Exercise goal >>
Please copy each of the records below line for line, changing nothing.

Records for this exercise >>
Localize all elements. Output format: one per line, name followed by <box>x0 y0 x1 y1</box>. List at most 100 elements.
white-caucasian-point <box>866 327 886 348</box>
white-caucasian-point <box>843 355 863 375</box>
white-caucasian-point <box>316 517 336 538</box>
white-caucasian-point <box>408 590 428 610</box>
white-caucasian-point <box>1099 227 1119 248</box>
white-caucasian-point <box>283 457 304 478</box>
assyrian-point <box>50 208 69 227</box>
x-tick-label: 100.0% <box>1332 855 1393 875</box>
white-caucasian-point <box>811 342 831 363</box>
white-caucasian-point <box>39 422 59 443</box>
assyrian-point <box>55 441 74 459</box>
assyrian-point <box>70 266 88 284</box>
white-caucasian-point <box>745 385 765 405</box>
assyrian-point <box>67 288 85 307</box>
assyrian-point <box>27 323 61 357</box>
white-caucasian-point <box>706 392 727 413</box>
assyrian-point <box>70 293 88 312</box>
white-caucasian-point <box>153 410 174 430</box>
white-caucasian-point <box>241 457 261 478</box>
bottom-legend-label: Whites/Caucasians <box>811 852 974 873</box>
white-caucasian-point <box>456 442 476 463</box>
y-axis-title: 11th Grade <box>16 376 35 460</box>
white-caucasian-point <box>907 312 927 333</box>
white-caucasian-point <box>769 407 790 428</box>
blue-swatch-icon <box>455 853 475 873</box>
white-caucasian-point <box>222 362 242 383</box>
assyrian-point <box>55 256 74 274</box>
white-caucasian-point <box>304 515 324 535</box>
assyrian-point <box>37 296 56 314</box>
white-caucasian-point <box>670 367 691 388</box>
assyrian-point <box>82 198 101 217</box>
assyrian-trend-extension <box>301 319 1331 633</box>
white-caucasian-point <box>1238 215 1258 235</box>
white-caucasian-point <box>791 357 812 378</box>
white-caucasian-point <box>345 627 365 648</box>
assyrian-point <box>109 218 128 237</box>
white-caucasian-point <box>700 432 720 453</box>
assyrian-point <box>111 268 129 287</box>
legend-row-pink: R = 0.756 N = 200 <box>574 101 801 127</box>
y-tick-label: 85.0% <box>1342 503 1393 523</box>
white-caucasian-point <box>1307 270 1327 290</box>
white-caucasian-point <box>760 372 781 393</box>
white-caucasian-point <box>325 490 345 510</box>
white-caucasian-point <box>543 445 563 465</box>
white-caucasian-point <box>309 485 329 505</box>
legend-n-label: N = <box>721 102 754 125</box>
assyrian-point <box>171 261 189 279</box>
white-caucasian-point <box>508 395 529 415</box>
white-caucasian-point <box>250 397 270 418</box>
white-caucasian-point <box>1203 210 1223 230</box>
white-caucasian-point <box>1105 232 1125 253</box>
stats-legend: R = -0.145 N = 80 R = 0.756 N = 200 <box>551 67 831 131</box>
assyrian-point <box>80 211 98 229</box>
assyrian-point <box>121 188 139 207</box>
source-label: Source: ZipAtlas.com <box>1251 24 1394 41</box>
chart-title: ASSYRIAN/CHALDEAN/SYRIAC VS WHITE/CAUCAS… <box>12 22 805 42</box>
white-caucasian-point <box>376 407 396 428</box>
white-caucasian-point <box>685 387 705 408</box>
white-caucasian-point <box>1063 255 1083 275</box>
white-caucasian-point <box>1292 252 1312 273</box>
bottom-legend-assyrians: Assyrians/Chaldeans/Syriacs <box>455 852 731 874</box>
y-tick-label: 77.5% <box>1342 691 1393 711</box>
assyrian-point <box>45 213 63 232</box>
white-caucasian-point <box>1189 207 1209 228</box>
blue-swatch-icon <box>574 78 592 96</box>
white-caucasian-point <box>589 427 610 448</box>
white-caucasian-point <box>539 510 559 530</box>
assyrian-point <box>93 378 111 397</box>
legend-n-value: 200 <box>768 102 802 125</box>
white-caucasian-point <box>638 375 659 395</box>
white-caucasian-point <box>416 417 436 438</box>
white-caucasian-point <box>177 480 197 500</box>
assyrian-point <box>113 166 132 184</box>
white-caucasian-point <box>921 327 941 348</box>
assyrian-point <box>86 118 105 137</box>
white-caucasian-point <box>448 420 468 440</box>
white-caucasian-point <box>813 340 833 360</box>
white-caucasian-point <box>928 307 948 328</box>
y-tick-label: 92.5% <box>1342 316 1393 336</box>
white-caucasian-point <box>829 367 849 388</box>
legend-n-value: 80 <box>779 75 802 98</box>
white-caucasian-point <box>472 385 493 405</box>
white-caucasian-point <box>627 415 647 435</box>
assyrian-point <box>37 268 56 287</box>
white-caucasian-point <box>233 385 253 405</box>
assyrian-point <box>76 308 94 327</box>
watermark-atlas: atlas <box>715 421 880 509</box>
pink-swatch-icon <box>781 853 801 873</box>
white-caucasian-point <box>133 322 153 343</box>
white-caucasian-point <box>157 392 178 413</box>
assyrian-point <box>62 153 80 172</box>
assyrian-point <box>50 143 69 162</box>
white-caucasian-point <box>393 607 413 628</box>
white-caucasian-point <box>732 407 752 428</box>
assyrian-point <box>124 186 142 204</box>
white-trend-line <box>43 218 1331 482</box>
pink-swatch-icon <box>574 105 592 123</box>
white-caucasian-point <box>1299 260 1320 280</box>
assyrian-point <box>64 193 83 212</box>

Exercise result >>
Localize all elements. Output format: one per line, name followed by <box>x0 y0 x1 y1</box>. List at most 100 elements.
white-caucasian-point <box>866 327 886 348</box>
white-caucasian-point <box>843 355 863 375</box>
white-caucasian-point <box>316 517 336 538</box>
white-caucasian-point <box>408 590 428 610</box>
white-caucasian-point <box>1099 227 1119 248</box>
white-caucasian-point <box>283 457 304 478</box>
assyrian-point <box>50 208 69 227</box>
x-tick-label: 100.0% <box>1332 855 1393 875</box>
white-caucasian-point <box>811 342 831 363</box>
white-caucasian-point <box>39 422 59 443</box>
assyrian-point <box>55 441 74 459</box>
assyrian-point <box>70 266 88 284</box>
white-caucasian-point <box>745 385 765 405</box>
assyrian-point <box>67 288 85 307</box>
assyrian-point <box>27 323 61 357</box>
white-caucasian-point <box>706 392 727 413</box>
assyrian-point <box>70 293 88 312</box>
white-caucasian-point <box>153 410 174 430</box>
white-caucasian-point <box>241 457 261 478</box>
bottom-legend-label: Whites/Caucasians <box>811 852 974 873</box>
white-caucasian-point <box>456 442 476 463</box>
y-axis-title: 11th Grade <box>16 376 35 460</box>
white-caucasian-point <box>907 312 927 333</box>
white-caucasian-point <box>769 407 790 428</box>
blue-swatch-icon <box>455 853 475 873</box>
white-caucasian-point <box>222 362 242 383</box>
assyrian-point <box>55 256 74 274</box>
white-caucasian-point <box>304 515 324 535</box>
assyrian-point <box>37 296 56 314</box>
white-caucasian-point <box>670 367 691 388</box>
assyrian-point <box>82 198 101 217</box>
assyrian-trend-extension <box>301 319 1331 633</box>
white-caucasian-point <box>1238 215 1258 235</box>
white-caucasian-point <box>791 357 812 378</box>
white-caucasian-point <box>345 627 365 648</box>
assyrian-point <box>109 218 128 237</box>
white-caucasian-point <box>700 432 720 453</box>
assyrian-point <box>111 268 129 287</box>
legend-row-pink: R = 0.756 N = 200 <box>574 101 801 127</box>
y-tick-label: 85.0% <box>1342 503 1393 523</box>
white-caucasian-point <box>1307 270 1327 290</box>
white-caucasian-point <box>760 372 781 393</box>
white-caucasian-point <box>325 490 345 510</box>
white-caucasian-point <box>543 445 563 465</box>
white-caucasian-point <box>309 485 329 505</box>
legend-n-label: N = <box>721 102 754 125</box>
assyrian-point <box>171 261 189 279</box>
white-caucasian-point <box>508 395 529 415</box>
white-caucasian-point <box>250 397 270 418</box>
white-caucasian-point <box>1203 210 1223 230</box>
white-caucasian-point <box>1105 232 1125 253</box>
stats-legend: R = -0.145 N = 80 R = 0.756 N = 200 <box>551 67 831 131</box>
assyrian-point <box>80 211 98 229</box>
assyrian-point <box>121 188 139 207</box>
source-label: Source: ZipAtlas.com <box>1251 24 1394 41</box>
chart-title: ASSYRIAN/CHALDEAN/SYRIAC VS WHITE/CAUCAS… <box>12 22 805 42</box>
white-caucasian-point <box>376 407 396 428</box>
white-caucasian-point <box>685 387 705 408</box>
white-caucasian-point <box>1063 255 1083 275</box>
white-caucasian-point <box>1292 252 1312 273</box>
bottom-legend-assyrians: Assyrians/Chaldeans/Syriacs <box>455 852 731 874</box>
y-tick-label: 77.5% <box>1342 691 1393 711</box>
assyrian-point <box>45 213 63 232</box>
white-caucasian-point <box>1189 207 1209 228</box>
blue-swatch-icon <box>574 78 592 96</box>
white-caucasian-point <box>589 427 610 448</box>
white-caucasian-point <box>539 510 559 530</box>
assyrian-point <box>93 378 111 397</box>
legend-n-value: 200 <box>768 102 802 125</box>
white-caucasian-point <box>638 375 659 395</box>
white-caucasian-point <box>416 417 436 438</box>
white-caucasian-point <box>177 480 197 500</box>
assyrian-point <box>113 166 132 184</box>
white-caucasian-point <box>921 327 941 348</box>
assyrian-point <box>86 118 105 137</box>
white-caucasian-point <box>448 420 468 440</box>
white-caucasian-point <box>813 340 833 360</box>
white-caucasian-point <box>928 307 948 328</box>
y-tick-label: 92.5% <box>1342 316 1393 336</box>
white-caucasian-point <box>829 367 849 388</box>
legend-n-value: 80 <box>779 75 802 98</box>
white-caucasian-point <box>472 385 493 405</box>
white-caucasian-point <box>627 415 647 435</box>
assyrian-point <box>37 268 56 287</box>
white-caucasian-point <box>233 385 253 405</box>
assyrian-point <box>76 308 94 327</box>
watermark-atlas: atlas <box>715 421 880 509</box>
pink-swatch-icon <box>781 853 801 873</box>
white-caucasian-point <box>133 322 153 343</box>
white-caucasian-point <box>157 392 178 413</box>
assyrian-point <box>62 153 80 172</box>
assyrian-point <box>50 143 69 162</box>
white-caucasian-point <box>393 607 413 628</box>
white-caucasian-point <box>732 407 752 428</box>
assyrian-point <box>124 186 142 204</box>
white-trend-line <box>43 218 1331 482</box>
pink-swatch-icon <box>574 105 592 123</box>
white-caucasian-point <box>1299 260 1320 280</box>
assyrian-point <box>64 193 83 212</box>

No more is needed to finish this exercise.